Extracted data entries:
— Start —
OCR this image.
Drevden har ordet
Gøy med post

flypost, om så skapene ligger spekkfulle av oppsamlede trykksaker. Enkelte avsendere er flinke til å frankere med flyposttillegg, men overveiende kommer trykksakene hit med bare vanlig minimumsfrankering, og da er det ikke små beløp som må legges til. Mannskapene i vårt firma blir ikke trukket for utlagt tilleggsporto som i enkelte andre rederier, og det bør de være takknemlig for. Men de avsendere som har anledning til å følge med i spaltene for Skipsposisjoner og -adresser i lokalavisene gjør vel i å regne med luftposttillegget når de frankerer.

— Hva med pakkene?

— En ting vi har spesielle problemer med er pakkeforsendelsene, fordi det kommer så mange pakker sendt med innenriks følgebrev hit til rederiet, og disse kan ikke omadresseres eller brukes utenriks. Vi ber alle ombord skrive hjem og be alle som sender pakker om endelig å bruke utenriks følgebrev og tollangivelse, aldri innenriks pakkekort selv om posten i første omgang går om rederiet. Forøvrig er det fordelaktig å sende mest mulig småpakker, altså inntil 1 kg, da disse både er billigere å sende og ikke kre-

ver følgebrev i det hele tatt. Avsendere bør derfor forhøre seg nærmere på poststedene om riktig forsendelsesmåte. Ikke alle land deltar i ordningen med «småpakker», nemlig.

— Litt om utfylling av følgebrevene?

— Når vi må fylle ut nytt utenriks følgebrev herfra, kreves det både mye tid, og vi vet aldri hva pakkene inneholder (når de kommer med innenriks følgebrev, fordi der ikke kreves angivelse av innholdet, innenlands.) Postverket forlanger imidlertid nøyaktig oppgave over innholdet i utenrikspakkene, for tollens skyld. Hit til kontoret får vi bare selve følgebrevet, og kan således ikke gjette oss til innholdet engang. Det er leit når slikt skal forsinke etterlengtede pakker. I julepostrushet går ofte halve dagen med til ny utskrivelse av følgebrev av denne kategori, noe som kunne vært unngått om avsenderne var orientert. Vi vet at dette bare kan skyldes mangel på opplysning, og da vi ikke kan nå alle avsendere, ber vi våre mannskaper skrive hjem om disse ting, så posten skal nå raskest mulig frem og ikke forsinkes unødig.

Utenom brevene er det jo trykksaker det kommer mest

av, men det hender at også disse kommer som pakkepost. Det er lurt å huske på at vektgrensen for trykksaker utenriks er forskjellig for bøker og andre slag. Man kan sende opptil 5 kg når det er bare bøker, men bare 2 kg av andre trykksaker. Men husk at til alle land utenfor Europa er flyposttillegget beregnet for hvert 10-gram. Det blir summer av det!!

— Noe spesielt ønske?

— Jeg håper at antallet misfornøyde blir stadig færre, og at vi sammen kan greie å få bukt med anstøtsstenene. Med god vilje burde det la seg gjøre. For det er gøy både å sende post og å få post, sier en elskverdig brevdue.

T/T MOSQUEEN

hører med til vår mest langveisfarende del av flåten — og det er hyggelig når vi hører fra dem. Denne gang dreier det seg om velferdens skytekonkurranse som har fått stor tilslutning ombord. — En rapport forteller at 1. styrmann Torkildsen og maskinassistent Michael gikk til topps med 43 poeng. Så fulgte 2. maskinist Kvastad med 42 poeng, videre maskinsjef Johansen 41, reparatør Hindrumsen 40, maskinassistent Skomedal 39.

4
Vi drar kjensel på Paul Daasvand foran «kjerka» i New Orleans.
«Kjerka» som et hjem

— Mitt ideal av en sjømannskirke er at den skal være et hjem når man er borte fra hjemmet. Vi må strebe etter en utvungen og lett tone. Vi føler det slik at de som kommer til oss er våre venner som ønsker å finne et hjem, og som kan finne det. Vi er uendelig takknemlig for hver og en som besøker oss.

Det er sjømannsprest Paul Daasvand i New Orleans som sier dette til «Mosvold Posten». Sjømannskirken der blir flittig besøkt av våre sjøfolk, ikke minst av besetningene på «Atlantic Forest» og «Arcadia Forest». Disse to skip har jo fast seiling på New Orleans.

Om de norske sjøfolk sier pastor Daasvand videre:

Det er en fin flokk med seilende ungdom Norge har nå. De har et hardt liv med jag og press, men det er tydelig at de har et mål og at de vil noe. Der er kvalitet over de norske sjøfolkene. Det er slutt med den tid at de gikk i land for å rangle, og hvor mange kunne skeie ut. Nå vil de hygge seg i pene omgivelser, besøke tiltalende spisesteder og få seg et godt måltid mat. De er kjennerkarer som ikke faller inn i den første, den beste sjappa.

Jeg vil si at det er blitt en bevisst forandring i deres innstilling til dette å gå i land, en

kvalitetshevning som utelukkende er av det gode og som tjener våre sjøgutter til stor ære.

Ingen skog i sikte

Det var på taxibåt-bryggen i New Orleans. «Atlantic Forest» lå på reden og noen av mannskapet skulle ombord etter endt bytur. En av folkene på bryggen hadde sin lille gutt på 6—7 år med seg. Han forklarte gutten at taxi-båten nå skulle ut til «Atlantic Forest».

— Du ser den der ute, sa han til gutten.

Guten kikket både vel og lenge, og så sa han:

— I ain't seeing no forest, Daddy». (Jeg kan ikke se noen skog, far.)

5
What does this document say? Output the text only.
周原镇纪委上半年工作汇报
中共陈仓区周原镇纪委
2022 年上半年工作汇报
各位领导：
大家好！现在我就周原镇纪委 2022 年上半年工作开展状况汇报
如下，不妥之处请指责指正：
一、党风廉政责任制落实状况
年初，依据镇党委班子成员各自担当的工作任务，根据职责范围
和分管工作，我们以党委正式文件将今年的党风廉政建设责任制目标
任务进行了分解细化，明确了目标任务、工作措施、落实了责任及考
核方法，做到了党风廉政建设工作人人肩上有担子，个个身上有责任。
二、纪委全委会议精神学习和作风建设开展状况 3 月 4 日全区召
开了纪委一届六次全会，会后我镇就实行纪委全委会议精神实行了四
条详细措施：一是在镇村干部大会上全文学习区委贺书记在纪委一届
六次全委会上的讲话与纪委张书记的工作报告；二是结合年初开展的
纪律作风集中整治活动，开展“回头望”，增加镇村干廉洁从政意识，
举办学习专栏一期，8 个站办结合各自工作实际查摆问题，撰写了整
— End —
▶ **PROBLEM DESCRIPTION**:
Search the records for the word "Orleans". Copy every line that has it.

▶ **SOLUTION**:
Vi drar kjensel på Paul Daasvand foran «kjerka» i New Orleans.
Det er sjømannsprest Paul Daasvand i New Orleans som sier dette til «Mosvold Posten». Sjømannskirken der blir flittig besøkt av våre sjøfolk, ikke minst av besetningene på «Atlantic Forest» og «Arcadia Forest». Disse to skip har jo fast seiling på New Orleans.
Det var på taxibåt-bryggen i New Orleans. «Atlantic Forest» lå på reden og noen av mannskapet skulle ombord etter endt bytur. En av folkene på bryggen hadde sin lille gutt på 6—7 år med seg. Han forklarte gutten at taxi-båten nå skulle ut til «Atlantic Forest».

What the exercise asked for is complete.